Going line by line through the material below, tally those that contain the word "implantation" and give the count by itself.

── Extracted data

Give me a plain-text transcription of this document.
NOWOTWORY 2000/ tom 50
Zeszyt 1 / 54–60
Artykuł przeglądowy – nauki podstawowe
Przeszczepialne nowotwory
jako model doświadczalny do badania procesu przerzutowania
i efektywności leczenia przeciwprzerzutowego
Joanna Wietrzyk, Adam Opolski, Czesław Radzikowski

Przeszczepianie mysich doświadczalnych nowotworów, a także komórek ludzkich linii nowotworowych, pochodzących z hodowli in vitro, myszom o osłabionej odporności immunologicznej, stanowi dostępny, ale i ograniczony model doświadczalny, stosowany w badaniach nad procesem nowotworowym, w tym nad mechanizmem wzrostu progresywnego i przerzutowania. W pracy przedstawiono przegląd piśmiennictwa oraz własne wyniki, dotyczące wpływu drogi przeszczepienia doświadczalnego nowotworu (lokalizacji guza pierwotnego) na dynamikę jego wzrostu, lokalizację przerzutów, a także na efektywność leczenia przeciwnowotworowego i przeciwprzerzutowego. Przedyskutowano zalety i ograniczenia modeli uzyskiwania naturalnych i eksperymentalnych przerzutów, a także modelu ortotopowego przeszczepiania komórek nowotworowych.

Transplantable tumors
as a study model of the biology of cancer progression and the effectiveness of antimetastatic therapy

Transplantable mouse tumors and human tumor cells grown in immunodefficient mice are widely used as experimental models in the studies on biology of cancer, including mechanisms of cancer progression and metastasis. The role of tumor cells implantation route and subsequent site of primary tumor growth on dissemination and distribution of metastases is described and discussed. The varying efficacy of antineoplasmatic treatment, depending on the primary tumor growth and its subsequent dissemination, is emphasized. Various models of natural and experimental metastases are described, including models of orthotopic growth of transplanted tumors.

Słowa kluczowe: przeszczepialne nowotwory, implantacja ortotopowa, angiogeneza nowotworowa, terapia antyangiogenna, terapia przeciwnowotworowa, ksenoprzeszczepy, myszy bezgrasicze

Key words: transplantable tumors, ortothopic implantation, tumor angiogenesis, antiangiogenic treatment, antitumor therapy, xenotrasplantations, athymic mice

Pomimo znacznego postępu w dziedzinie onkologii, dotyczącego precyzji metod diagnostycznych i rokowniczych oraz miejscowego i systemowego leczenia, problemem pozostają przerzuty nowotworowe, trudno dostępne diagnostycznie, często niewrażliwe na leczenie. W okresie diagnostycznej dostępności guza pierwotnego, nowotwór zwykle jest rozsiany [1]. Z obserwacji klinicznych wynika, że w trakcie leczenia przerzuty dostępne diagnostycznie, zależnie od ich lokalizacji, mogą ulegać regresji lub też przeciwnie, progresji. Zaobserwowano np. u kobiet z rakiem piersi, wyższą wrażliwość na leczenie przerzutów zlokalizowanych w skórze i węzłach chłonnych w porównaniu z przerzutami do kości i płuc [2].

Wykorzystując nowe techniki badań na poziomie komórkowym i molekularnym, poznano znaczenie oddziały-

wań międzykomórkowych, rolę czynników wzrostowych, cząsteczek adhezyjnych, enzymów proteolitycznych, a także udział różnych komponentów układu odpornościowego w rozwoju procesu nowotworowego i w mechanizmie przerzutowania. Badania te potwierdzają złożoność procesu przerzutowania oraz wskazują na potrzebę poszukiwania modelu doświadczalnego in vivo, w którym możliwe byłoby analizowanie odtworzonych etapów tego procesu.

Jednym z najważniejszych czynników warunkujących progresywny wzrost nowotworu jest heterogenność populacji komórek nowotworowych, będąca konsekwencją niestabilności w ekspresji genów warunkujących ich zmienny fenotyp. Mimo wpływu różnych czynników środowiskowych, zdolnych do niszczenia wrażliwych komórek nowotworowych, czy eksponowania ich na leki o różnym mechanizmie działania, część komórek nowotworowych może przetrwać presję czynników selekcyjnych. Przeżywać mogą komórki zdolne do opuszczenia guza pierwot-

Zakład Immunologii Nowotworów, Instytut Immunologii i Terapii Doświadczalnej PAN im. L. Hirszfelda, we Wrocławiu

────

Result of this task —
2